# [Directions]
Each entry below is to be printed verbatim.

>>>>>

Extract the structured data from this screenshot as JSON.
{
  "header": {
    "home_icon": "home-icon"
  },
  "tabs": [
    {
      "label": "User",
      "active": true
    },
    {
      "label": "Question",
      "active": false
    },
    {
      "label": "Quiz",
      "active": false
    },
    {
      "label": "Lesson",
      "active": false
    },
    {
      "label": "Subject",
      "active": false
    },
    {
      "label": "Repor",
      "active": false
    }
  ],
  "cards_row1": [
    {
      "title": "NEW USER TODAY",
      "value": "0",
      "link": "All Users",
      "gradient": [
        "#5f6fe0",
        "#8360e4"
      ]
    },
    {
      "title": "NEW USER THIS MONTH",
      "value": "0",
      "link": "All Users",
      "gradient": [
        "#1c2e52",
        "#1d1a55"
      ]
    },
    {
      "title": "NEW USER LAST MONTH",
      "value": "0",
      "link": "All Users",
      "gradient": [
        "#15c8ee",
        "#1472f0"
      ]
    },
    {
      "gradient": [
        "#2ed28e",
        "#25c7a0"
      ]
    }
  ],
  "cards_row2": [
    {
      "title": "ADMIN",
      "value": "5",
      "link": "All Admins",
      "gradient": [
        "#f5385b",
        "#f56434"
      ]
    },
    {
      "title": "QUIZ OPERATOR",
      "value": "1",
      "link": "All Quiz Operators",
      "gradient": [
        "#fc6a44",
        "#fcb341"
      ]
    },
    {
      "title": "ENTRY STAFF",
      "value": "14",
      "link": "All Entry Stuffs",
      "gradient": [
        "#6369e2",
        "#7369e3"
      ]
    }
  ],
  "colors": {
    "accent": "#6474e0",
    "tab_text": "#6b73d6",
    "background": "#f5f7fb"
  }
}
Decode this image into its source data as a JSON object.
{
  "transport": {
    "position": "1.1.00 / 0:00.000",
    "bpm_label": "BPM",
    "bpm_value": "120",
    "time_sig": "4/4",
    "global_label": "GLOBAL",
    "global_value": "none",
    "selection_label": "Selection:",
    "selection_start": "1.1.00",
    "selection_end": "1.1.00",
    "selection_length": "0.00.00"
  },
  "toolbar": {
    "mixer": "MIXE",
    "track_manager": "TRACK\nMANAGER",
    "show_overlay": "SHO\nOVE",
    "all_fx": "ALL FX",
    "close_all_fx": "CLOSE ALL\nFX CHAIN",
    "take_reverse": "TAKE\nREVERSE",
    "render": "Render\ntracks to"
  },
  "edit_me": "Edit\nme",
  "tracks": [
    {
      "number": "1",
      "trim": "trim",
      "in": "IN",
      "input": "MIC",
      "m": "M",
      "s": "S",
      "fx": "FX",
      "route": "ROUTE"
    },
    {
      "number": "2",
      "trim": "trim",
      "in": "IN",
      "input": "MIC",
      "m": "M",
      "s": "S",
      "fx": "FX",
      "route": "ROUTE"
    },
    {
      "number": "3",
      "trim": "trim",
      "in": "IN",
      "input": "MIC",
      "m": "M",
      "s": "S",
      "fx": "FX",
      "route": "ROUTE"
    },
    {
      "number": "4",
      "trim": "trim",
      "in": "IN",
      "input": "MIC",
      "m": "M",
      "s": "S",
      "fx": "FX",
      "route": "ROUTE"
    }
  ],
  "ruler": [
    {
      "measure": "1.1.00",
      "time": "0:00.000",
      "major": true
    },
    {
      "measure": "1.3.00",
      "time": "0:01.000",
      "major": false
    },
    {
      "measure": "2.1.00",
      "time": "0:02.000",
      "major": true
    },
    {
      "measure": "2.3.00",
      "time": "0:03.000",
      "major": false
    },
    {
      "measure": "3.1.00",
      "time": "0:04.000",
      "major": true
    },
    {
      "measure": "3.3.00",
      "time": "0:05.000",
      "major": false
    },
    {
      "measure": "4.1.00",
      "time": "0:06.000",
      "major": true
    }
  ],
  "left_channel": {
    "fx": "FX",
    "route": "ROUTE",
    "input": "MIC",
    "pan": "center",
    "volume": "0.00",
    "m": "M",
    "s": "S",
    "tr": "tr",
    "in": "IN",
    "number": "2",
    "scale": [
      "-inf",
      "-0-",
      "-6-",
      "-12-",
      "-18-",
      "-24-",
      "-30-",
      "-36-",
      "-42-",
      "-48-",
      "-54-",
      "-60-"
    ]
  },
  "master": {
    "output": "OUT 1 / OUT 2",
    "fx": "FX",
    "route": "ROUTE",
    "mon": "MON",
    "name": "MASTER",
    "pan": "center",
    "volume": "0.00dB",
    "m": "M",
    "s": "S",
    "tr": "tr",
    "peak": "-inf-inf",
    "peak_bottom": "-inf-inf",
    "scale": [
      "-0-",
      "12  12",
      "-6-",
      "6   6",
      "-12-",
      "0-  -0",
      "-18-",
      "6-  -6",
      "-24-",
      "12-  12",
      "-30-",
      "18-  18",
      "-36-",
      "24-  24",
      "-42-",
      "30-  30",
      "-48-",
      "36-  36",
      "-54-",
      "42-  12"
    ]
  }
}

<<<<<

# [Expected output]
Extract the structured data from this screenshot as JSON.
{
  "header": {
    "home_icon": "home-icon"
  },
  "tabs": [
    {
      "label": "User",
      "active": true
    },
    {
      "label": "Question",
      "active": false
    },
    {
      "label": "Quiz",
      "active": false
    },
    {
      "label": "Lesson",
      "active": false
    },
    {
      "label": "Subject",
      "active": false
    },
    {
      "label": "Repor",
      "active": false
    }
  ],
  "cards_row1": [
    {
      "title": "NEW USER TODAY",
      "value": "0",
      "link": "All Users",
      "gradient": [
        "#5f6fe0",
        "#8360e4"
      ]
    },
    {
      "title": "NEW USER THIS MONTH",
      "value": "0",
      "link": "All Users",
      "gradient": [
        "#1c2e52",
        "#1d1a55"
      ]
    },
    {
      "title": "NEW USER LAST MONTH",
      "value": "0",
      "link": "All Users",
      "gradient": [
        "#15c8ee",
        "#1472f0"
      ]
    },
    {
      "gradient": [
        "#2ed28e",
        "#25c7a0"
      ]
    }
  ],
  "cards_row2": [
    {
      "title": "ADMIN",
      "value": "5",
      "link": "All Admins",
      "gradient": [
        "#f5385b",
        "#f56434"
      ]
    },
    {
      "title": "QUIZ OPERATOR",
      "value": "1",
      "link": "All Quiz Operators",
      "gradient": [
        "#fc6a44",
        "#fcb341"
      ]
    },
    {
      "title": "ENTRY STAFF",
      "value": "14",
      "link": "All Entry Stuffs",
      "gradient": [
        "#6369e2",
        "#7369e3"
      ]
    }
  ],
  "colors": {
    "accent": "#6474e0",
    "tab_text": "#6b73d6",
    "background": "#f5f7fb"
  }
}
Decode this image into its source data as a JSON object.
{
  "transport": {
    "position": "1.1.00 / 0:00.000",
    "bpm_label": "BPM",
    "bpm_value": "120",
    "time_sig": "4/4",
    "global_label": "GLOBAL",
    "global_value": "none",
    "selection_label": "Selection:",
    "selection_start": "1.1.00",
    "selection_end": "1.1.00",
    "selection_length": "0.00.00"
  },
  "toolbar": {
    "mixer": "MIXE",
    "track_manager": "TRACK\nMANAGER",
    "show_overlay": "SHO\nOVE",
    "all_fx": "ALL FX",
    "close_all_fx": "CLOSE ALL\nFX CHAIN",
    "take_reverse": "TAKE\nREVERSE",
    "render": "Render\ntracks to"
  },
  "edit_me": "Edit\nme",
  "tracks": [
    {
      "number": "1",
      "trim": "trim",
      "in": "IN",
      "input": "MIC",
      "m": "M",
      "s": "S",
      "fx": "FX",
      "route": "ROUTE"
    },
    {
      "number": "2",
      "trim": "trim",
      "in": "IN",
      "input": "MIC",
      "m": "M",
      "s": "S",
      "fx": "FX",
      "route": "ROUTE"
    },
    {
      "number": "3",
      "trim": "trim",
      "in": "IN",
      "input": "MIC",
      "m": "M",
      "s": "S",
      "fx": "FX",
      "route": "ROUTE"
    },
    {
      "number": "4",
      "trim": "trim",
      "in": "IN",
      "input": "MIC",
      "m": "M",
      "s": "S",
      "fx": "FX",
      "route": "ROUTE"
    }
  ],
  "ruler": [
    {
      "measure": "1.1.00",
      "time": "0:00.000",
      "major": true
    },
    {
      "measure": "1.3.00",
      "time": "0:01.000",
      "major": false
    },
    {
      "measure": "2.1.00",
      "time": "0:02.000",
      "major": true
    },
    {
      "measure": "2.3.00",
      "time": "0:03.000",
      "major": false
    },
    {
      "measure": "3.1.00",
      "time": "0:04.000",
      "major": true
    },
    {
      "measure": "3.3.00",
      "time": "0:05.000",
      "major": false
    },
    {
      "measure": "4.1.00",
      "time": "0:06.000",
      "major": true
    }
  ],
  "left_channel": {
    "fx": "FX",
    "route": "ROUTE",
    "input": "MIC",
    "pan": "center",
    "volume": "0.00",
    "m": "M",
    "s": "S",
    "tr": "tr",
    "in": "IN",
    "number": "2",
    "scale": [
      "-inf",
      "-0-",
      "-6-",
      "-12-",
      "-18-",
      "-24-",
      "-30-",
      "-36-",
      "-42-",
      "-48-",
      "-54-",
      "-60-"
    ]
  },
  "master": {
    "output": "OUT 1 / OUT 2",
    "fx": "FX",
    "route": "ROUTE",
    "mon": "MON",
    "name": "MASTER",
    "pan": "center",
    "volume": "0.00dB",
    "m": "M",
    "s": "S",
    "tr": "tr",
    "peak": "-inf-inf",
    "peak_bottom": "-inf-inf",
    "scale": [
      "-0-",
      "12  12",
      "-6-",
      "6   6",
      "-12-",
      "0-  -0",
      "-18-",
      "6-  -6",
      "-24-",
      "12-  12",
      "-30-",
      "18-  18",
      "-36-",
      "24-  24",
      "-42-",
      "30-  30",
      "-48-",
      "36-  36",
      "-54-",
      "42-  12"
    ]
  }
}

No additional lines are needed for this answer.